**Problem to work on**
Output every record word for word.

**Records for the exercise**
# # # # # # #

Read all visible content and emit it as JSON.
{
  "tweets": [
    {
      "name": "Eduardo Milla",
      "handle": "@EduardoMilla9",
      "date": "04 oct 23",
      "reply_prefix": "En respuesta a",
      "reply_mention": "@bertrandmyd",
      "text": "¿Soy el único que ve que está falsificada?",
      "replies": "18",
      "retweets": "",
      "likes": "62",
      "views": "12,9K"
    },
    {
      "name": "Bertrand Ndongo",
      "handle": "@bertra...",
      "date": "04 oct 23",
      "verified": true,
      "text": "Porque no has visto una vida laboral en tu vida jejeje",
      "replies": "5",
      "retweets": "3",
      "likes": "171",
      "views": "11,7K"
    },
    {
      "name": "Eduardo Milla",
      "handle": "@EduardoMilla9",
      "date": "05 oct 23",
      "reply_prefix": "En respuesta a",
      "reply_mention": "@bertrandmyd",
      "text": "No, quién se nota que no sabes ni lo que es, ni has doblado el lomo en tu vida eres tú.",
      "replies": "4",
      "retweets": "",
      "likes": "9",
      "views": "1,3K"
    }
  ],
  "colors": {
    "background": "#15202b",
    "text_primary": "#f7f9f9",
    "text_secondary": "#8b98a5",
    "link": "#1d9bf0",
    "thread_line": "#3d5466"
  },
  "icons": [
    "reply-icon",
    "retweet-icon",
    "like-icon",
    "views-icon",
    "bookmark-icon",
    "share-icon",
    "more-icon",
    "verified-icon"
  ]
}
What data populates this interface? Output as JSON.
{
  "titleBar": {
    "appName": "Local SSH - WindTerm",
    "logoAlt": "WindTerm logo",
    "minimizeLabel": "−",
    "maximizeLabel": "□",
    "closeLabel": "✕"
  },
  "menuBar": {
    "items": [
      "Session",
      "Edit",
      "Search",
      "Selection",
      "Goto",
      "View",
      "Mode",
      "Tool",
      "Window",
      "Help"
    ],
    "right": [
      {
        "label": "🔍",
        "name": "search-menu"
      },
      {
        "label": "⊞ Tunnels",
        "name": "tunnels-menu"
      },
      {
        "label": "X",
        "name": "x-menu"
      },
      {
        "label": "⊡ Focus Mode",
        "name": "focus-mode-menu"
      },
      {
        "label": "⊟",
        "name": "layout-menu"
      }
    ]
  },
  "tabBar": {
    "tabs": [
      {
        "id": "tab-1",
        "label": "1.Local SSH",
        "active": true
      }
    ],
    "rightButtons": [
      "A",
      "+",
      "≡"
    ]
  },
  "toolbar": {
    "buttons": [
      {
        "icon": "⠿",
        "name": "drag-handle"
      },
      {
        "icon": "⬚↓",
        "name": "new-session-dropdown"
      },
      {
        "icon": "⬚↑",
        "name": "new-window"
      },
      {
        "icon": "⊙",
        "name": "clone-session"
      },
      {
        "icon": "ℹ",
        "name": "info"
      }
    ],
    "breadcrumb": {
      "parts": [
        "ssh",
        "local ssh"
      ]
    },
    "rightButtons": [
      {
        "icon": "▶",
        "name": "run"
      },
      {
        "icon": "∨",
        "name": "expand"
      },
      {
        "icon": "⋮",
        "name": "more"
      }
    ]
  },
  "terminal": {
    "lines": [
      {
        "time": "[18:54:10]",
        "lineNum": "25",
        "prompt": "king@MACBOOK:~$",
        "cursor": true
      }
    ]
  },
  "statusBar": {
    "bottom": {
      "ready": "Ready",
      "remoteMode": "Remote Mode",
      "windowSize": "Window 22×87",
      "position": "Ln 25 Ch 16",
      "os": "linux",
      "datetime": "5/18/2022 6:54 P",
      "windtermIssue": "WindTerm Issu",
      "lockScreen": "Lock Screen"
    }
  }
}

# # # # # # #

**Written response**
Read all visible content and emit it as JSON.
{
  "tweets": [
    {
      "name": "Eduardo Milla",
      "handle": "@EduardoMilla9",
      "date": "04 oct 23",
      "reply_prefix": "En respuesta a",
      "reply_mention": "@bertrandmyd",
      "text": "¿Soy el único que ve que está falsificada?",
      "replies": "18",
      "retweets": "",
      "likes": "62",
      "views": "12,9K"
    },
    {
      "name": "Bertrand Ndongo",
      "handle": "@bertra...",
      "date": "04 oct 23",
      "verified": true,
      "text": "Porque no has visto una vida laboral en tu vida jejeje",
      "replies": "5",
      "retweets": "3",
      "likes": "171",
      "views": "11,7K"
    },
    {
      "name": "Eduardo Milla",
      "handle": "@EduardoMilla9",
      "date": "05 oct 23",
      "reply_prefix": "En respuesta a",
      "reply_mention": "@bertrandmyd",
      "text": "No, quién se nota que no sabes ni lo que es, ni has doblado el lomo en tu vida eres tú.",
      "replies": "4",
      "retweets": "",
      "likes": "9",
      "views": "1,3K"
    }
  ],
  "colors": {
    "background": "#15202b",
    "text_primary": "#f7f9f9",
    "text_secondary": "#8b98a5",
    "link": "#1d9bf0",
    "thread_line": "#3d5466"
  },
  "icons": [
    "reply-icon",
    "retweet-icon",
    "like-icon",
    "views-icon",
    "bookmark-icon",
    "share-icon",
    "more-icon",
    "verified-icon"
  ]
}
What data populates this interface? Output as JSON.
{
  "titleBar": {
    "appName": "Local SSH - WindTerm",
    "logoAlt": "WindTerm logo",
    "minimizeLabel": "−",
    "maximizeLabel": "□",
    "closeLabel": "✕"
  },
  "menuBar": {
    "items": [
      "Session",
      "Edit",
      "Search",
      "Selection",
      "Goto",
      "View",
      "Mode",
      "Tool",
      "Window",
      "Help"
    ],
    "right": [
      {
        "label": "🔍",
        "name": "search-menu"
      },
      {
        "label": "⊞ Tunnels",
        "name": "tunnels-menu"
      },
      {
        "label": "X",
        "name": "x-menu"
      },
      {
        "label": "⊡ Focus Mode",
        "name": "focus-mode-menu"
      },
      {
        "label": "⊟",
        "name": "layout-menu"
      }
    ]
  },
  "tabBar": {
    "tabs": [
      {
        "id": "tab-1",
        "label": "1.Local SSH",
        "active": true
      }
    ],
    "rightButtons": [
      "A",
      "+",
      "≡"
    ]
  },
  "toolbar": {
    "buttons": [
      {
        "icon": "⠿",
        "name": "drag-handle"
      },
      {
        "icon": "⬚↓",
        "name": "new-session-dropdown"
      },
      {
        "icon": "⬚↑",
        "name": "new-window"
      },
      {
        "icon": "⊙",
        "name": "clone-session"
      },
      {
        "icon": "ℹ",
        "name": "info"
      }
    ],
    "breadcrumb": {
      "parts": [
        "ssh",
        "local ssh"
      ]
    },
    "rightButtons": [
      {
        "icon": "▶",
        "name": "run"
      },
      {
        "icon": "∨",
        "name": "expand"
      },
      {
        "icon": "⋮",
        "name": "more"
      }
    ]
  },
  "terminal": {
    "lines": [
      {
        "time": "[18:54:10]",
        "lineNum": "25",
        "prompt": "king@MACBOOK:~$",
        "cursor": true
      }
    ]
  },
  "statusBar": {
    "bottom": {
      "ready": "Ready",
      "remoteMode": "Remote Mode",
      "windowSize": "Window 22×87",
      "position": "Ln 25 Ch 16",
      "os": "linux",
      "datetime": "5/18/2022 6:54 P",
      "windtermIssue": "WindTerm Issu",
      "lockScreen": "Lock Screen"
    }
  }
}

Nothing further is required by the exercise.